··· Excerpted data

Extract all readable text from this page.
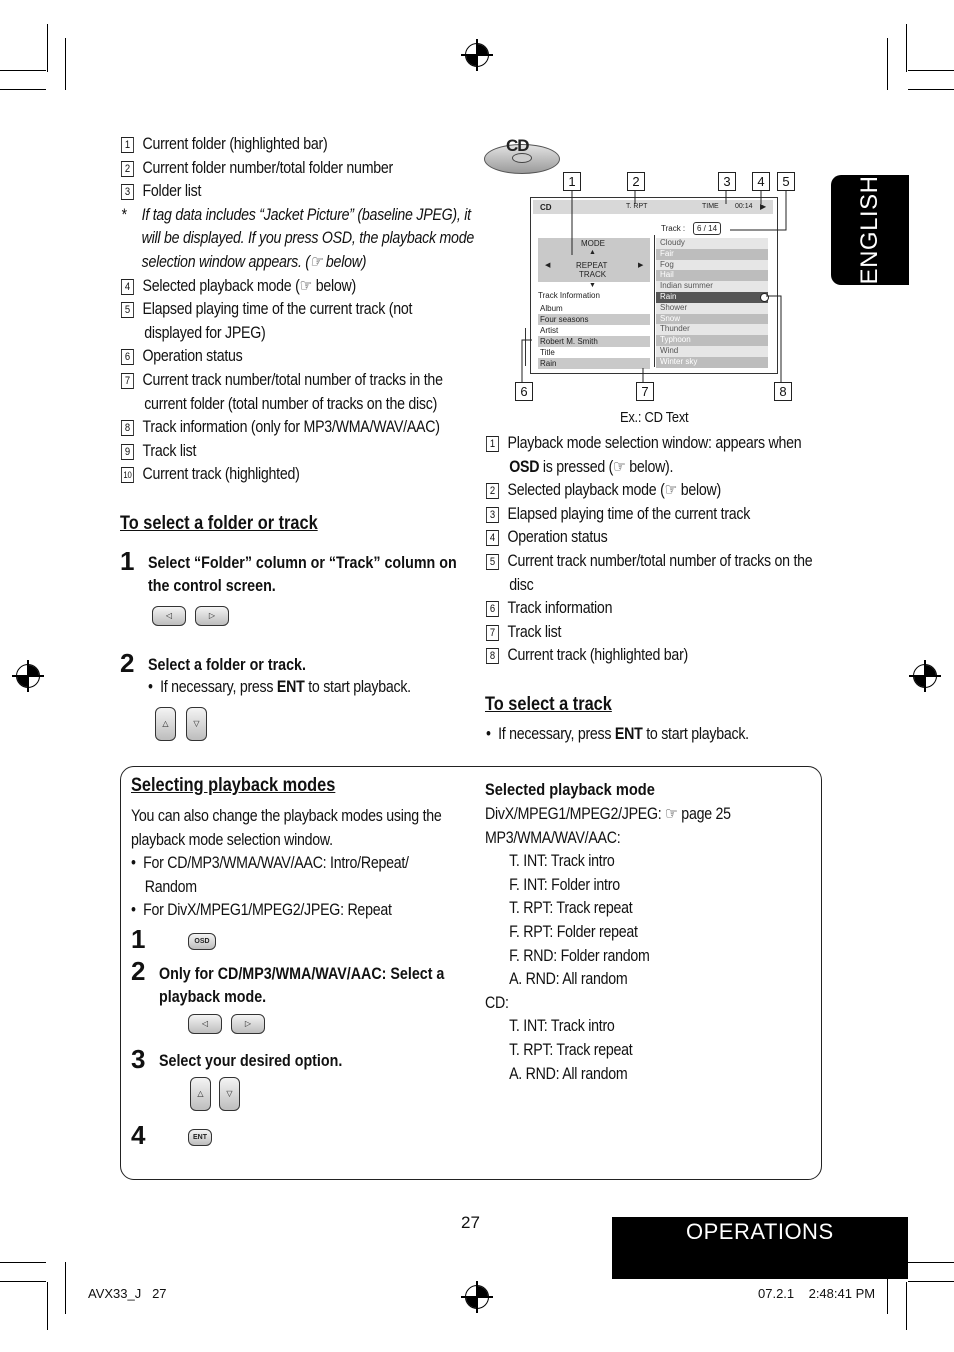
ENGLISH
1 Current folder (highlighted bar)
2 Current folder number/total folder number
3 Folder list
* If tag data includes “Jacket Picture” (baseline JPEG), it
will be displayed. If you press OSD, the playback mode
selection window appears. (☞ below)
4 Selected playback mode (☞ below)
5 Elapsed playing time of the current track (not
displayed for JPEG)
6 Operation status
7 Current track number/total number of tracks in the
current folder (total number of tracks on the disc)
8 Track information (only for MP3/WMA/WAV/AAC)
9 Track list
10 Current track (highlighted)
To select a folder or track
1 Select “Folder” column or “Track” column on
the control screen.
◁	▷
2 Select a folder or track.
• If necessary, press ENT to start playback.
△	▽
CD
CD	T. RPT	TIME 00:14 ▶
Track :	6 / 14
MODE
▲
◀	REPEAT	▶
TRACK
▼
Track Information
Album
Four seasons
Artist
Robert M. Smith
Title
Rain
Cloudy
Fair
Fog
Hail
Indian summer
Rain
Shower
Snow
Thunder
Typhoon
Wind
Winter sky
1	2	3	4	5
6	7	8
Ex.: CD Text
1 Playback mode selection window: appears when
OSD is pressed (☞ below).
2 Selected playback mode (☞ below)
3 Elapsed playing time of the current track
4 Operation status
5 Current track number/total number of tracks on the
disc
6 Track information
7 Track list
8 Current track (highlighted bar)
To select a track
• If necessary, press ENT to start playback.
Selecting playback modes
You can also change the playback modes using the
playback mode selection window.
• For CD/MP3/WMA/WAV/AAC: Intro/Repeat/
Random
• For DivX/MPEG1/MPEG2/JPEG: Repeat
1	OSD
2 Only for CD/MP3/WMA/WAV/AAC: Select a
playback mode.
◁	▷
3 Select your desired option.
△	▽
4	ENT
Selected playback mode
DivX/MPEG1/MPEG2/JPEG: ☞ page 25
MP3/WMA/WAV/AAC:
T. INT: Track intro
F. INT: Folder intro
T. RPT: Track repeat
F. RPT: Folder repeat
F. RND: Folder random
A. RND: All random
CD:
T. INT: Track intro
T. RPT: Track repeat
A. RND: All random
27	OPERATIONS
AVX33_J   27	07.2.1    2:48:41 PM
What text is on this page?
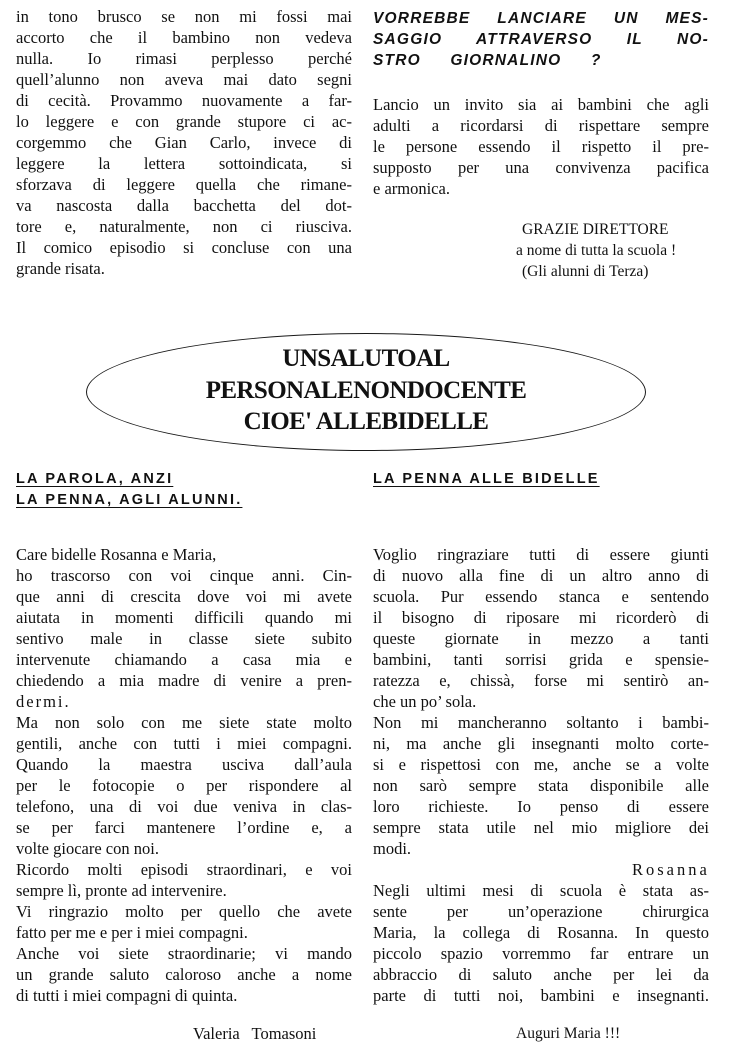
in tono brusco se non mi fossi mai
accorto che il bambino non vedeva
nulla. Io rimasi perplesso perché
quell’alunno non aveva mai dato segni
di cecità. Provammo nuovamente a far-
lo leggere e con grande stupore ci ac-
corgemmo che Gian Carlo, invece di
leggere la lettera sottoindicata, si
sforzava di leggere quella che rimane-
va nascosta dalla bacchetta del dot-
tore e, naturalmente, non ci riusciva.
Il comico episodio si concluse con una
grande risata.
VORREBBE LANCIARE UN MES-
SAGGIO ATTRAVERSO IL NO-
STRO GIORNALINO ?
Lancio un invito sia ai bambini che agli
adulti a ricordarsi di rispettare sempre
le persone essendo il rispetto il pre-
supposto per una convivenza pacifica
e armonica.
GRAZIE DIRETTORE
a nome di tutta la scuola !
(Gli alunni di Terza)
UNSALUTOAL
PERSONALENONDOCENTE
CIOE' ALLEBIDELLE
LA PAROLA, ANZI
LA PENNA, AGLI ALUNNI.
Care bidelle Rosanna e Maria,
ho trascorso con voi cinque anni. Cin-
que anni di crescita dove voi mi avete
aiutata in momenti difficili quando mi
sentivo male in classe siete subito
intervenute chiamando a casa mia e
chiedendo a mia madre di venire a pren-
dermi.
Ma non solo con me siete state molto
gentili, anche con tutti i miei compagni.
Quando la maestra usciva dall’aula
per le fotocopie o per rispondere al
telefono, una di voi due veniva in clas-
se per farci mantenere l’ordine e, a
volte giocare con noi.
Ricordo molti episodi straordinari, e voi
sempre lì, pronte ad intervenire.
Vi ringrazio molto per quello che avete
fatto per me e per i miei compagni.
Anche voi siete straordinarie; vi mando
un grande saluto caloroso anche a nome
di tutti i miei compagni di quinta.
Valeria Tomasoni
LA PENNA ALLE BIDELLE
Voglio ringraziare tutti di essere giunti
di nuovo alla fine di un altro anno di
scuola. Pur essendo stanca e sentendo
il bisogno di riposare mi ricorderò di
queste giornate in mezzo a tanti
bambini, tanti sorrisi grida e spensie-
ratezza e, chissà, forse mi sentirò an-
che un po’ sola.
Non mi mancheranno soltanto i bambi-
ni, ma anche gli insegnanti molto corte-
si e rispettosi con me, anche se a volte
non sarò sempre stata disponibile alle
loro richieste. Io penso di essere
sempre stata utile nel mio migliore dei
modi.
Rosanna
Negli ultimi mesi di scuola è stata as-
sente per un’operazione chirurgica
Maria, la collega di Rosanna. In questo
piccolo spazio vorremmo far entrare un
abbraccio di saluto anche per lei da
parte di tutti noi, bambini e insegnanti.
Auguri Maria !!!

······

:: Direction ::
From the listing, copy every line where the string "grande" appears.

:: Result of the task ::
lo leggere e con grande stupore ci ac-
grande risata.
un grande saluto caloroso anche a nome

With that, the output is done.